***** SUPPLIED INFORMATION *****

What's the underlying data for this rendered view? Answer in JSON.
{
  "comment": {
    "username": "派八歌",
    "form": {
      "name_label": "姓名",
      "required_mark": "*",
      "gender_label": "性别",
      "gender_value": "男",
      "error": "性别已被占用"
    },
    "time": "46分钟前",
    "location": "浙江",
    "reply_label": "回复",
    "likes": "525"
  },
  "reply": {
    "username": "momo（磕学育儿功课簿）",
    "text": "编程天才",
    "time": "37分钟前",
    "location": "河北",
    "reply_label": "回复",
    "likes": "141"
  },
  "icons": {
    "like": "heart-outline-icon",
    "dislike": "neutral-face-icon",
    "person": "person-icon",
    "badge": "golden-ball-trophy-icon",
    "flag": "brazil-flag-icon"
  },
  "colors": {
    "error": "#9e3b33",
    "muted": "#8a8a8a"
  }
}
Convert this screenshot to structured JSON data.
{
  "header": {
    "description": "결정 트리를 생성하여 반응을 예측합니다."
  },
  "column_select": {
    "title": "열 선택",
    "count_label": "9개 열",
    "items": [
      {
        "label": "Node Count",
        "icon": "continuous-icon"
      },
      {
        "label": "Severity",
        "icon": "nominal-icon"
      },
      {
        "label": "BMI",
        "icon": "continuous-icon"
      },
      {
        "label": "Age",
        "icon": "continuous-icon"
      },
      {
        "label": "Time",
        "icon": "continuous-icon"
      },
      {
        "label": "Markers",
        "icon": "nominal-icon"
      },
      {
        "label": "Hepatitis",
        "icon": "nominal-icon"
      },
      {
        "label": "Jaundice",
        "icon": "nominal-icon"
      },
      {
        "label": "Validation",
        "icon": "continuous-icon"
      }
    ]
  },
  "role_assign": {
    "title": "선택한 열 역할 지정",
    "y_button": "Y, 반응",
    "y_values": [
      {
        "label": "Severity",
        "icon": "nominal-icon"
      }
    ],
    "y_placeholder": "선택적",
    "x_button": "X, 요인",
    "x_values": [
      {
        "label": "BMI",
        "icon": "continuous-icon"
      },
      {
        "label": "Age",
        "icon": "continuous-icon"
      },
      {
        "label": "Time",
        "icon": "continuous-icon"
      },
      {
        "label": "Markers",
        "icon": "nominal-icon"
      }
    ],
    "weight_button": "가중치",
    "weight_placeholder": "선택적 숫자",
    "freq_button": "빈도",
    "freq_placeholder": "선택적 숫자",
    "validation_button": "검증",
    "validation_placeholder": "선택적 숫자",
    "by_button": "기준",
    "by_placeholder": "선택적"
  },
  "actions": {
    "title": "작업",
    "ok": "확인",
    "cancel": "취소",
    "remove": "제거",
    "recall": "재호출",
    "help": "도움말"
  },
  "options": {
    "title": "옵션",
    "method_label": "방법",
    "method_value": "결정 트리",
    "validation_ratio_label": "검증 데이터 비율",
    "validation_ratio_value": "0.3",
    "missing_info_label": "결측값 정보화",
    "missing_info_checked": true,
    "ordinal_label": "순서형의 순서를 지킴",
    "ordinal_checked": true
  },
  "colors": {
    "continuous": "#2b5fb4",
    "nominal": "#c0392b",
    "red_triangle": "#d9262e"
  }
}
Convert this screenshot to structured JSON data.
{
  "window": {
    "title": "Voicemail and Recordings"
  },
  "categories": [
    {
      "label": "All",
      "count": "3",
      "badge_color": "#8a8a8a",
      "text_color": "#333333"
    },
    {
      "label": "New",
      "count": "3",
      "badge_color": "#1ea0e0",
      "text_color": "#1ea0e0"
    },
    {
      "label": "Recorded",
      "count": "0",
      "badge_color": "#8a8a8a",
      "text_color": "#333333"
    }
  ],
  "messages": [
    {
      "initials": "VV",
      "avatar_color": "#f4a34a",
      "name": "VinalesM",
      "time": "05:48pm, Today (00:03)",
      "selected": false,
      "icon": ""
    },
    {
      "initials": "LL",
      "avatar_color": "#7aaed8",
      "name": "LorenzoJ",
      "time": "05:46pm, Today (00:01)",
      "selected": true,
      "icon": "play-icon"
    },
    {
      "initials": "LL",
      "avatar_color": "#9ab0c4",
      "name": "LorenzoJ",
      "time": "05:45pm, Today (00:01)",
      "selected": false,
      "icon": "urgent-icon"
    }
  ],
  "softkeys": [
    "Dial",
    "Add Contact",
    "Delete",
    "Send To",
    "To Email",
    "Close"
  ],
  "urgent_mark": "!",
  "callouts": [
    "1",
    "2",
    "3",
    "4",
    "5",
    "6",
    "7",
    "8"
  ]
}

*****

● **TASK BRIEF**:
Repeat the records above exactly, leaving none out.

● **CORRECT RESULT**:
What's the underlying data for this rendered view? Answer in JSON.
{
  "comment": {
    "username": "派八歌",
    "form": {
      "name_label": "姓名",
      "required_mark": "*",
      "gender_label": "性别",
      "gender_value": "男",
      "error": "性别已被占用"
    },
    "time": "46分钟前",
    "location": "浙江",
    "reply_label": "回复",
    "likes": "525"
  },
  "reply": {
    "username": "momo（磕学育儿功课簿）",
    "text": "编程天才",
    "time": "37分钟前",
    "location": "河北",
    "reply_label": "回复",
    "likes": "141"
  },
  "icons": {
    "like": "heart-outline-icon",
    "dislike": "neutral-face-icon",
    "person": "person-icon",
    "badge": "golden-ball-trophy-icon",
    "flag": "brazil-flag-icon"
  },
  "colors": {
    "error": "#9e3b33",
    "muted": "#8a8a8a"
  }
}
Convert this screenshot to structured JSON data.
{
  "header": {
    "description": "결정 트리를 생성하여 반응을 예측합니다."
  },
  "column_select": {
    "title": "열 선택",
    "count_label": "9개 열",
    "items": [
      {
        "label": "Node Count",
        "icon": "continuous-icon"
      },
      {
        "label": "Severity",
        "icon": "nominal-icon"
      },
      {
        "label": "BMI",
        "icon": "continuous-icon"
      },
      {
        "label": "Age",
        "icon": "continuous-icon"
      },
      {
        "label": "Time",
        "icon": "continuous-icon"
      },
      {
        "label": "Markers",
        "icon": "nominal-icon"
      },
      {
        "label": "Hepatitis",
        "icon": "nominal-icon"
      },
      {
        "label": "Jaundice",
        "icon": "nominal-icon"
      },
      {
        "label": "Validation",
        "icon": "continuous-icon"
      }
    ]
  },
  "role_assign": {
    "title": "선택한 열 역할 지정",
    "y_button": "Y, 반응",
    "y_values": [
      {
        "label": "Severity",
        "icon": "nominal-icon"
      }
    ],
    "y_placeholder": "선택적",
    "x_button": "X, 요인",
    "x_values": [
      {
        "label": "BMI",
        "icon": "continuous-icon"
      },
      {
        "label": "Age",
        "icon": "continuous-icon"
      },
      {
        "label": "Time",
        "icon": "continuous-icon"
      },
      {
        "label": "Markers",
        "icon": "nominal-icon"
      }
    ],
    "weight_button": "가중치",
    "weight_placeholder": "선택적 숫자",
    "freq_button": "빈도",
    "freq_placeholder": "선택적 숫자",
    "validation_button": "검증",
    "validation_placeholder": "선택적 숫자",
    "by_button": "기준",
    "by_placeholder": "선택적"
  },
  "actions": {
    "title": "작업",
    "ok": "확인",
    "cancel": "취소",
    "remove": "제거",
    "recall": "재호출",
    "help": "도움말"
  },
  "options": {
    "title": "옵션",
    "method_label": "방법",
    "method_value": "결정 트리",
    "validation_ratio_label": "검증 데이터 비율",
    "validation_ratio_value": "0.3",
    "missing_info_label": "결측값 정보화",
    "missing_info_checked": true,
    "ordinal_label": "순서형의 순서를 지킴",
    "ordinal_checked": true
  },
  "colors": {
    "continuous": "#2b5fb4",
    "nominal": "#c0392b",
    "red_triangle": "#d9262e"
  }
}
Convert this screenshot to structured JSON data.
{
  "window": {
    "title": "Voicemail and Recordings"
  },
  "categories": [
    {
      "label": "All",
      "count": "3",
      "badge_color": "#8a8a8a",
      "text_color": "#333333"
    },
    {
      "label": "New",
      "count": "3",
      "badge_color": "#1ea0e0",
      "text_color": "#1ea0e0"
    },
    {
      "label": "Recorded",
      "count": "0",
      "badge_color": "#8a8a8a",
      "text_color": "#333333"
    }
  ],
  "messages": [
    {
      "initials": "VV",
      "avatar_color": "#f4a34a",
      "name": "VinalesM",
      "time": "05:48pm, Today (00:03)",
      "selected": false,
      "icon": ""
    },
    {
      "initials": "LL",
      "avatar_color": "#7aaed8",
      "name": "LorenzoJ",
      "time": "05:46pm, Today (00:01)",
      "selected": true,
      "icon": "play-icon"
    },
    {
      "initials": "LL",
      "avatar_color": "#9ab0c4",
      "name": "LorenzoJ",
      "time": "05:45pm, Today (00:01)",
      "selected": false,
      "icon": "urgent-icon"
    }
  ],
  "softkeys": [
    "Dial",
    "Add Contact",
    "Delete",
    "Send To",
    "To Email",
    "Close"
  ],
  "urgent_mark": "!",
  "callouts": [
    "1",
    "2",
    "3",
    "4",
    "5",
    "6",
    "7",
    "8"
  ]
}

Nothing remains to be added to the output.